* START *

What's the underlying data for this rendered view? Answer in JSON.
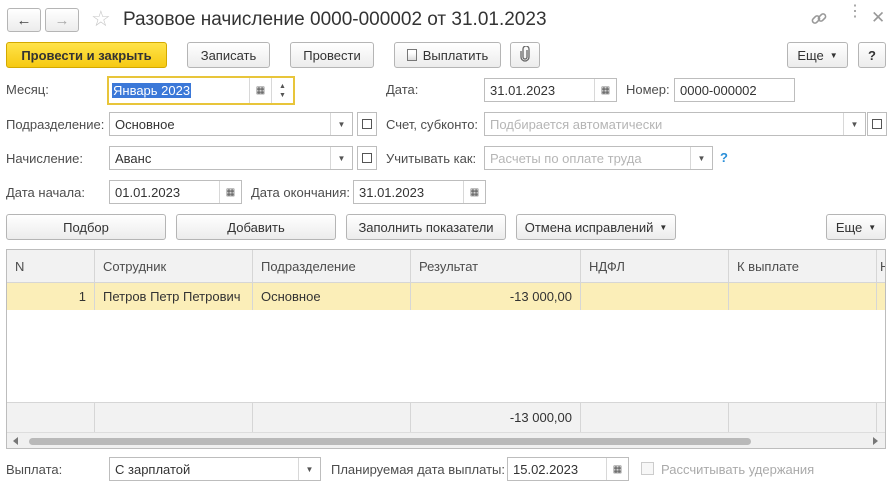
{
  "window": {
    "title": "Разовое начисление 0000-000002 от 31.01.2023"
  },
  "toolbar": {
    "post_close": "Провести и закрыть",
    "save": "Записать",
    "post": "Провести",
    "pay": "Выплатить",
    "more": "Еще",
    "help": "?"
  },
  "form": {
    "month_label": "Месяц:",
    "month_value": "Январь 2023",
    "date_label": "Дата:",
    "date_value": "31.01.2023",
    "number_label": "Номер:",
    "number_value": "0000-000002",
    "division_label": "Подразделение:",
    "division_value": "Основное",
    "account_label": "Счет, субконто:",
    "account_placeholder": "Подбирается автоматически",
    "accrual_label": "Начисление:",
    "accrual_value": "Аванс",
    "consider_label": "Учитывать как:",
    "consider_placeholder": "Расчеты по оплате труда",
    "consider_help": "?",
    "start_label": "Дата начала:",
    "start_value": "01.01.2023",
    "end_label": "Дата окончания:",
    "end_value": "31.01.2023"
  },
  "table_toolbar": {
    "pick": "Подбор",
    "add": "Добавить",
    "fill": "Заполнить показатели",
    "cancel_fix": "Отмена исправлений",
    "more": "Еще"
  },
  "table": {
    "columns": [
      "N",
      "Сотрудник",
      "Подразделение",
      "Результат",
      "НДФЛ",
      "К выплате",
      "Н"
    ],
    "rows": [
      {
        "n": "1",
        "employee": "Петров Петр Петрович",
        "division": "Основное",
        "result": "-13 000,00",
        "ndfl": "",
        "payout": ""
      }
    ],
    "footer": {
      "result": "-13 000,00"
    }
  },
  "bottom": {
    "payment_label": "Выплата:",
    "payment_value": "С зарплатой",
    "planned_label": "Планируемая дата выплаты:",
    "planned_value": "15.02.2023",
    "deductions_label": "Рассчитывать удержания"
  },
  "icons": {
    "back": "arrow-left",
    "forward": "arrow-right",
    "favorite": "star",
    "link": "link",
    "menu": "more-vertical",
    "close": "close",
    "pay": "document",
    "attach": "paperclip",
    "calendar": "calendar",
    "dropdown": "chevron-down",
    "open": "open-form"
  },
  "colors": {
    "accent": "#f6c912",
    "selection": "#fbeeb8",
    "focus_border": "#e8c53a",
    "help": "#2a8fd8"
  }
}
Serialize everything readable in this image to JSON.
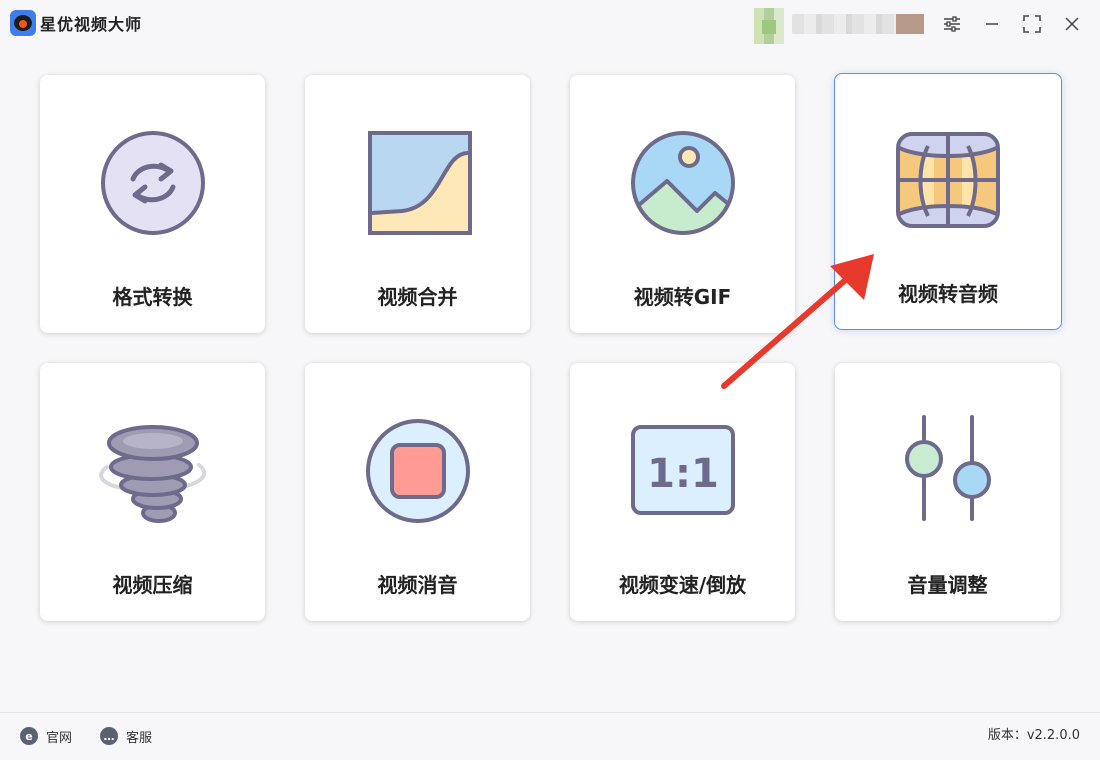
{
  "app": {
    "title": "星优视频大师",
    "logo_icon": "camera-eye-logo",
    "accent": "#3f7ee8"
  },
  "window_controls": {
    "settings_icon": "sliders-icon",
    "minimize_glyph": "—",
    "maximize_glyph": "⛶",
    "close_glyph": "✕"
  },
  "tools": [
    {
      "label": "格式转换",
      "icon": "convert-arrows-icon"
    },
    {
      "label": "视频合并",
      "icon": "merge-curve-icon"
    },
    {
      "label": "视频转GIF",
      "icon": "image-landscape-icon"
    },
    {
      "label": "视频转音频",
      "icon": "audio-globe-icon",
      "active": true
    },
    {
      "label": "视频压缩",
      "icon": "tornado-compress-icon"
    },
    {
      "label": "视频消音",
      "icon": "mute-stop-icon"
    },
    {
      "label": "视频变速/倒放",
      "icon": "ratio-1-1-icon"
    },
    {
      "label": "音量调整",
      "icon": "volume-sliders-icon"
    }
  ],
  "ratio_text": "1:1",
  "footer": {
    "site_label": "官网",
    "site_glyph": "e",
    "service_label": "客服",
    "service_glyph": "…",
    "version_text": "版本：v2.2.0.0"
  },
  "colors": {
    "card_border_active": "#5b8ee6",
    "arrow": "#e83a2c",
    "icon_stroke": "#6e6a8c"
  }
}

* END *

◆ SET EXERCISE
Read through the lines above and collect those that contain the string "more".

◆ WRITTEN REPLY
    "more": "Еще",
    "more": "Еще"
    "menu": "more-vertical",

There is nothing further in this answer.